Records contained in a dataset
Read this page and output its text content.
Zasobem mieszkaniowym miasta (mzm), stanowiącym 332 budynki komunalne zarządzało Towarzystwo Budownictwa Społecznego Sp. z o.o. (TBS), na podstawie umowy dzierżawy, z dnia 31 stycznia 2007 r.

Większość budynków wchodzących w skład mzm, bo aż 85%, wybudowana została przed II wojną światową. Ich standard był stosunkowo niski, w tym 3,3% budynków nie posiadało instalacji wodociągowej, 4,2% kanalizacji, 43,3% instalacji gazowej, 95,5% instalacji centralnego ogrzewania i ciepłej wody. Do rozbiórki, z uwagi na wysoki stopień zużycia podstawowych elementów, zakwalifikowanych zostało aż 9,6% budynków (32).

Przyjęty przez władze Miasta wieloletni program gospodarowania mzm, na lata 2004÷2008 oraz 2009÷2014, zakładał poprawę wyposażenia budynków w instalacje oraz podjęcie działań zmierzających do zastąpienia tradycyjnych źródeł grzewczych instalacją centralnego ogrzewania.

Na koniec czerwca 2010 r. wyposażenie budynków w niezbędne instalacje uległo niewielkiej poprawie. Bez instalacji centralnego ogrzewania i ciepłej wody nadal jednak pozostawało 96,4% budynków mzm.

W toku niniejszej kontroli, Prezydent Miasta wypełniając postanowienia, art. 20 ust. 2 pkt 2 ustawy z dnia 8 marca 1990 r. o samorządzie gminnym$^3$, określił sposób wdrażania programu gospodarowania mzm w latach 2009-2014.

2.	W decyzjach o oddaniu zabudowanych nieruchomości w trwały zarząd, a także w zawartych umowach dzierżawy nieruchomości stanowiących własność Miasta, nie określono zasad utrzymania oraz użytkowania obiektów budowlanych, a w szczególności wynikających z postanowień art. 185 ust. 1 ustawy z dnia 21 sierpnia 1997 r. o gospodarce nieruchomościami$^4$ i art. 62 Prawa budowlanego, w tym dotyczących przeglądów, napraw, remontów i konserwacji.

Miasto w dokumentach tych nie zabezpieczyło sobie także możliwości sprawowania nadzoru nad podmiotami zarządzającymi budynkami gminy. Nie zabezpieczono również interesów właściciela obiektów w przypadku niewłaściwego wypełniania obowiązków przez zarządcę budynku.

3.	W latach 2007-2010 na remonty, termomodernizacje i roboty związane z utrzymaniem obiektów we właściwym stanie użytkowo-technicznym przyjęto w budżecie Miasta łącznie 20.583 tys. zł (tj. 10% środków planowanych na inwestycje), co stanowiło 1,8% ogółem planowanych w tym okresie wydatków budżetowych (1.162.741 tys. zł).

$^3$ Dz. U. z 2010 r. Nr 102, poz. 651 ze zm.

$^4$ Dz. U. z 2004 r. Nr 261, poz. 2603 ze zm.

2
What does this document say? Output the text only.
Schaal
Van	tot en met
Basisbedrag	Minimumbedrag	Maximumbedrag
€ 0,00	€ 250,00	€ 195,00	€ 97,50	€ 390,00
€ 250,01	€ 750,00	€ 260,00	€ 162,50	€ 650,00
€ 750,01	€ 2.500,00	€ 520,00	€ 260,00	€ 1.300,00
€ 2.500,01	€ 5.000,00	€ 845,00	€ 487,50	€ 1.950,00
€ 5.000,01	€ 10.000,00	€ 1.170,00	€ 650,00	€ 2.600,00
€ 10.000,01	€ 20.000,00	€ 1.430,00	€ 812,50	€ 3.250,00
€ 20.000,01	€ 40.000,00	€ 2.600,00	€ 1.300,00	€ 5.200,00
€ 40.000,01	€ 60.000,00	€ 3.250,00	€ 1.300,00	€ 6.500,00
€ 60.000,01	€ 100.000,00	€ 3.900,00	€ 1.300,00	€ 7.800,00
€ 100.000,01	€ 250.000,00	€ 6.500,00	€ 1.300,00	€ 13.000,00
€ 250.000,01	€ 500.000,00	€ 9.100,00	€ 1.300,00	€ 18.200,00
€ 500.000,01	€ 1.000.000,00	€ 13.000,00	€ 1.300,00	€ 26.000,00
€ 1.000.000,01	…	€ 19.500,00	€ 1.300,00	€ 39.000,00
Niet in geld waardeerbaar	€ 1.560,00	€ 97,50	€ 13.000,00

#### [GIVEN REQUEST]
The full set of records should be duplicated exactly.

#### [WRITTEN RESPONSE]
Read this page and output its text content.
Zasobem mieszkaniowym miasta (mzm), stanowiącym 332 budynki komunalne zarządzało Towarzystwo Budownictwa Społecznego Sp. z o.o. (TBS), na podstawie umowy dzierżawy, z dnia 31 stycznia 2007 r.

Większość budynków wchodzących w skład mzm, bo aż 85%, wybudowana została przed II wojną światową. Ich standard był stosunkowo niski, w tym 3,3% budynków nie posiadało instalacji wodociągowej, 4,2% kanalizacji, 43,3% instalacji gazowej, 95,5% instalacji centralnego ogrzewania i ciepłej wody. Do rozbiórki, z uwagi na wysoki stopień zużycia podstawowych elementów, zakwalifikowanych zostało aż 9,6% budynków (32).

Przyjęty przez władze Miasta wieloletni program gospodarowania mzm, na lata 2004÷2008 oraz 2009÷2014, zakładał poprawę wyposażenia budynków w instalacje oraz podjęcie działań zmierzających do zastąpienia tradycyjnych źródeł grzewczych instalacją centralnego ogrzewania.

Na koniec czerwca 2010 r. wyposażenie budynków w niezbędne instalacje uległo niewielkiej poprawie. Bez instalacji centralnego ogrzewania i ciepłej wody nadal jednak pozostawało 96,4% budynków mzm.

W toku niniejszej kontroli, Prezydent Miasta wypełniając postanowienia, art. 20 ust. 2 pkt 2 ustawy z dnia 8 marca 1990 r. o samorządzie gminnym$^3$, określił sposób wdrażania programu gospodarowania mzm w latach 2009-2014.

2.	W decyzjach o oddaniu zabudowanych nieruchomości w trwały zarząd, a także w zawartych umowach dzierżawy nieruchomości stanowiących własność Miasta, nie określono zasad utrzymania oraz użytkowania obiektów budowlanych, a w szczególności wynikających z postanowień art. 185 ust. 1 ustawy z dnia 21 sierpnia 1997 r. o gospodarce nieruchomościami$^4$ i art. 62 Prawa budowlanego, w tym dotyczących przeglądów, napraw, remontów i konserwacji.

Miasto w dokumentach tych nie zabezpieczyło sobie także możliwości sprawowania nadzoru nad podmiotami zarządzającymi budynkami gminy. Nie zabezpieczono również interesów właściciela obiektów w przypadku niewłaściwego wypełniania obowiązków przez zarządcę budynku.

3.	W latach 2007-2010 na remonty, termomodernizacje i roboty związane z utrzymaniem obiektów we właściwym stanie użytkowo-technicznym przyjęto w budżecie Miasta łącznie 20.583 tys. zł (tj. 10% środków planowanych na inwestycje), co stanowiło 1,8% ogółem planowanych w tym okresie wydatków budżetowych (1.162.741 tys. zł).

$^3$ Dz. U. z 2010 r. Nr 102, poz. 651 ze zm.

$^4$ Dz. U. z 2004 r. Nr 261, poz. 2603 ze zm.

2
What does this document say? Output the text only.
Schaal
Van	tot en met
Basisbedrag	Minimumbedrag	Maximumbedrag
€ 0,00	€ 250,00	€ 195,00	€ 97,50	€ 390,00
€ 250,01	€ 750,00	€ 260,00	€ 162,50	€ 650,00
€ 750,01	€ 2.500,00	€ 520,00	€ 260,00	€ 1.300,00
€ 2.500,01	€ 5.000,00	€ 845,00	€ 487,50	€ 1.950,00
€ 5.000,01	€ 10.000,00	€ 1.170,00	€ 650,00	€ 2.600,00
€ 10.000,01	€ 20.000,00	€ 1.430,00	€ 812,50	€ 3.250,00
€ 20.000,01	€ 40.000,00	€ 2.600,00	€ 1.300,00	€ 5.200,00
€ 40.000,01	€ 60.000,00	€ 3.250,00	€ 1.300,00	€ 6.500,00
€ 60.000,01	€ 100.000,00	€ 3.900,00	€ 1.300,00	€ 7.800,00
€ 100.000,01	€ 250.000,00	€ 6.500,00	€ 1.300,00	€ 13.000,00
€ 250.000,01	€ 500.000,00	€ 9.100,00	€ 1.300,00	€ 18.200,00
€ 500.000,01	€ 1.000.000,00	€ 13.000,00	€ 1.300,00	€ 26.000,00
€ 1.000.000,01	…	€ 19.500,00	€ 1.300,00	€ 39.000,00
Niet in geld waardeerbaar	€ 1.560,00	€ 97,50	€ 13.000,00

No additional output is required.